= Stored records =
================================
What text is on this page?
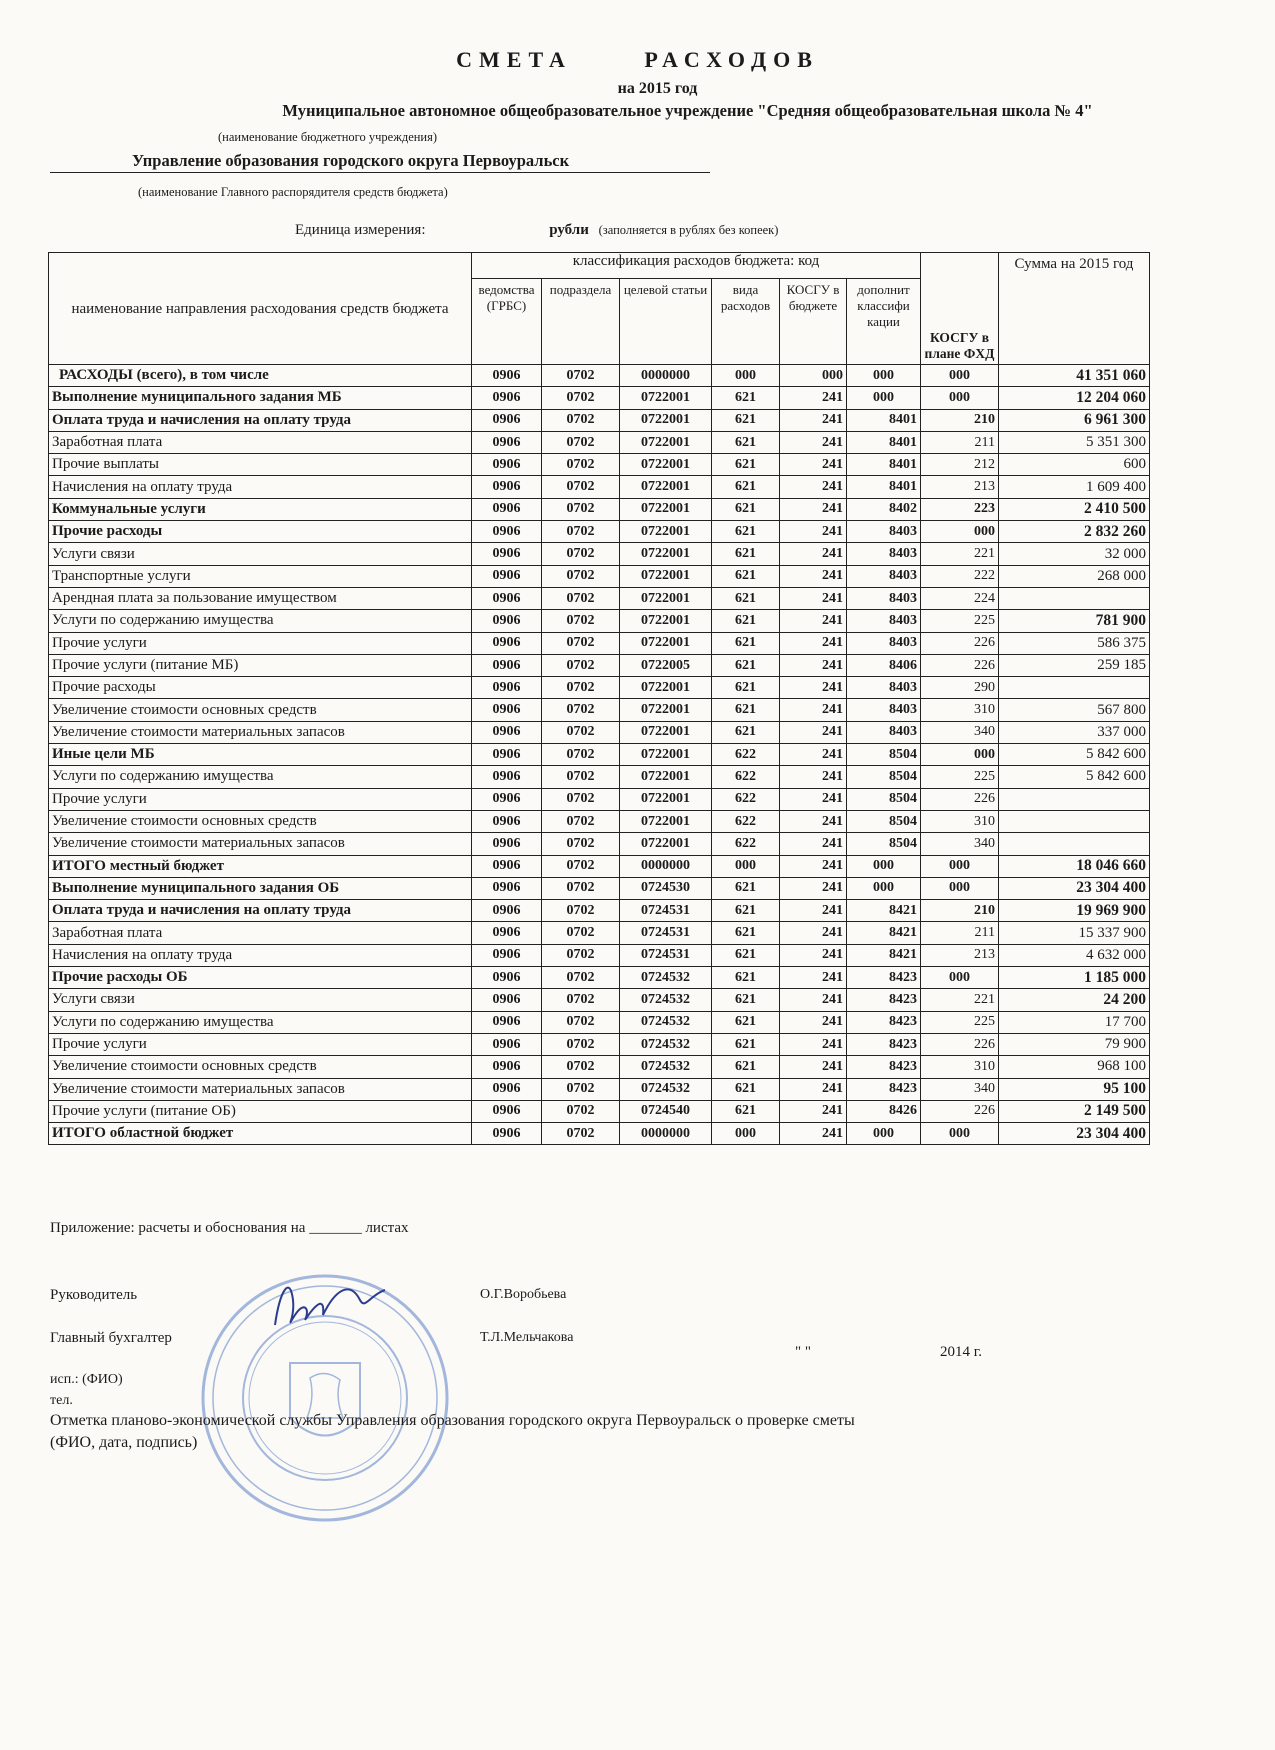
СМЕТА	РАСХОДОВ
на 2015 год
Муниципальное автономное общеобразовательное учреждение "Средняя общеобразовательная школа № 4"
(наименование бюджетного учреждения)
Управление образования городского округа Первоуральск
(наименование Главного распорядителя средств бюджета)
Единица измерения:	рубли (заполняется в рублях без копеек)
наименование направления расходования средств бюджета	классификация расходов бюджета: код						КОСГУ в плане ФХД	Сумма на 2015 год
	ведомства (ГРБС)	подраздела	целевой статьи	вида расходов	КОСГУ в бюджете	дополнит классифи кации		
РАСХОДЫ (всего), в том числе	0906	0702	0000000	000	000	000	000	41 351 060
Выполнение муниципального задания МБ	0906	0702	0722001	621	241	000	000	12 204 060
Оплата труда и начисления на оплату труда	0906	0702	0722001	621	241	8401	210	6 961 300
Заработная плата	0906	0702	0722001	621	241	8401	211	5 351 300
Прочие выплаты	0906	0702	0722001	621	241	8401	212	600
Начисления на оплату труда	0906	0702	0722001	621	241	8401	213	1 609 400
Коммунальные услуги	0906	0702	0722001	621	241	8402	223	2 410 500
Прочие расходы	0906	0702	0722001	621	241	8403	000	2 832 260
Услуги связи	0906	0702	0722001	621	241	8403	221	32 000
Транспортные услуги	0906	0702	0722001	621	241	8403	222	268 000
Арендная плата за пользование имуществом	0906	0702	0722001	621	241	8403	224	
Услуги по содержанию имущества	0906	0702	0722001	621	241	8403	225	781 900
Прочие услуги	0906	0702	0722001	621	241	8403	226	586 375
Прочие услуги (питание МБ)	0906	0702	0722005	621	241	8406	226	259 185
Прочие расходы	0906	0702	0722001	621	241	8403	290	
Увеличение стоимости основных средств	0906	0702	0722001	621	241	8403	310	567 800
Увеличение стоимости материальных запасов	0906	0702	0722001	621	241	8403	340	337 000
Иные цели МБ	0906	0702	0722001	622	241	8504	000	5 842 600
Услуги по содержанию имущества	0906	0702	0722001	622	241	8504	225	5 842 600
Прочие услуги	0906	0702	0722001	622	241	8504	226	
Увеличение стоимости основных средств	0906	0702	0722001	622	241	8504	310	
Увеличение стоимости материальных запасов	0906	0702	0722001	622	241	8504	340	
ИТОГО местный бюджет	0906	0702	0000000	000	241	000	000	18 046 660
Выполнение муниципального задания ОБ	0906	0702	0724530	621	241	000	000	23 304 400
Оплата труда и начисления на оплату труда	0906	0702	0724531	621	241	8421	210	19 969 900
Заработная плата	0906	0702	0724531	621	241	8421	211	15 337 900
Начисления на оплату труда	0906	0702	0724531	621	241	8421	213	4 632 000
Прочие расходы ОБ	0906	0702	0724532	621	241	8423	000	1 185 000
Услуги связи	0906	0702	0724532	621	241	8423	221	24 200
Услуги по содержанию имущества	0906	0702	0724532	621	241	8423	225	17 700
Прочие услуги	0906	0702	0724532	621	241	8423	226	79 900
Увеличение стоимости основных средств	0906	0702	0724532	621	241	8423	310	968 100
Увеличение стоимости материальных запасов	0906	0702	0724532	621	241	8423	340	95 100
Прочие услуги (питание ОБ)	0906	0702	0724540	621	241	8426	226	2 149 500
ИТОГО областной бюджет	0906	0702	0000000	000	241	000	000	23 304 400
Приложение: расчеты и обоснования на _______ листах
Руководитель	О.Г.Воробьева
Главный бухгалтер	Т.Л.Мельчакова
" "	2014 г.
исп.: (ФИО)
тел.
Отметка планово-экономической службы Управления образования городского округа Первоуральск о проверке сметы
(ФИО, дата, подпись)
================================
= TASK DIRECTIONS =
Make an exact copy of every entry above, minus the images.

= EXERCISE RESPONSE =
What text is on this page?
СМЕТА	РАСХОДОВ
на 2015 год
Муниципальное автономное общеобразовательное учреждение "Средняя общеобразовательная школа № 4"
(наименование бюджетного учреждения)
Управление образования городского округа Первоуральск
(наименование Главного распорядителя средств бюджета)
Единица измерения:	рубли (заполняется в рублях без копеек)
наименование направления расходования средств бюджета	классификация расходов бюджета: код						КОСГУ в плане ФХД	Сумма на 2015 год
	ведомства (ГРБС)	подраздела	целевой статьи	вида расходов	КОСГУ в бюджете	дополнит классифи кации		
РАСХОДЫ (всего), в том числе	0906	0702	0000000	000	000	000	000	41 351 060
Выполнение муниципального задания МБ	0906	0702	0722001	621	241	000	000	12 204 060
Оплата труда и начисления на оплату труда	0906	0702	0722001	621	241	8401	210	6 961 300
Заработная плата	0906	0702	0722001	621	241	8401	211	5 351 300
Прочие выплаты	0906	0702	0722001	621	241	8401	212	600
Начисления на оплату труда	0906	0702	0722001	621	241	8401	213	1 609 400
Коммунальные услуги	0906	0702	0722001	621	241	8402	223	2 410 500
Прочие расходы	0906	0702	0722001	621	241	8403	000	2 832 260
Услуги связи	0906	0702	0722001	621	241	8403	221	32 000
Транспортные услуги	0906	0702	0722001	621	241	8403	222	268 000
Арендная плата за пользование имуществом	0906	0702	0722001	621	241	8403	224	
Услуги по содержанию имущества	0906	0702	0722001	621	241	8403	225	781 900
Прочие услуги	0906	0702	0722001	621	241	8403	226	586 375
Прочие услуги (питание МБ)	0906	0702	0722005	621	241	8406	226	259 185
Прочие расходы	0906	0702	0722001	621	241	8403	290	
Увеличение стоимости основных средств	0906	0702	0722001	621	241	8403	310	567 800
Увеличение стоимости материальных запасов	0906	0702	0722001	621	241	8403	340	337 000
Иные цели МБ	0906	0702	0722001	622	241	8504	000	5 842 600
Услуги по содержанию имущества	0906	0702	0722001	622	241	8504	225	5 842 600
Прочие услуги	0906	0702	0722001	622	241	8504	226	
Увеличение стоимости основных средств	0906	0702	0722001	622	241	8504	310	
Увеличение стоимости материальных запасов	0906	0702	0722001	622	241	8504	340	
ИТОГО местный бюджет	0906	0702	0000000	000	241	000	000	18 046 660
Выполнение муниципального задания ОБ	0906	0702	0724530	621	241	000	000	23 304 400
Оплата труда и начисления на оплату труда	0906	0702	0724531	621	241	8421	210	19 969 900
Заработная плата	0906	0702	0724531	621	241	8421	211	15 337 900
Начисления на оплату труда	0906	0702	0724531	621	241	8421	213	4 632 000
Прочие расходы ОБ	0906	0702	0724532	621	241	8423	000	1 185 000
Услуги связи	0906	0702	0724532	621	241	8423	221	24 200
Услуги по содержанию имущества	0906	0702	0724532	621	241	8423	225	17 700
Прочие услуги	0906	0702	0724532	621	241	8423	226	79 900
Увеличение стоимости основных средств	0906	0702	0724532	621	241	8423	310	968 100
Увеличение стоимости материальных запасов	0906	0702	0724532	621	241	8423	340	95 100
Прочие услуги (питание ОБ)	0906	0702	0724540	621	241	8426	226	2 149 500
ИТОГО областной бюджет	0906	0702	0000000	000	241	000	000	23 304 400
Приложение: расчеты и обоснования на _______ листах
Руководитель	О.Г.Воробьева
Главный бухгалтер	Т.Л.Мельчакова
" "	2014 г.
исп.: (ФИО)
тел.
Отметка планово-экономической службы Управления образования городского округа Первоуральск о проверке сметы
(ФИО, дата, подпись)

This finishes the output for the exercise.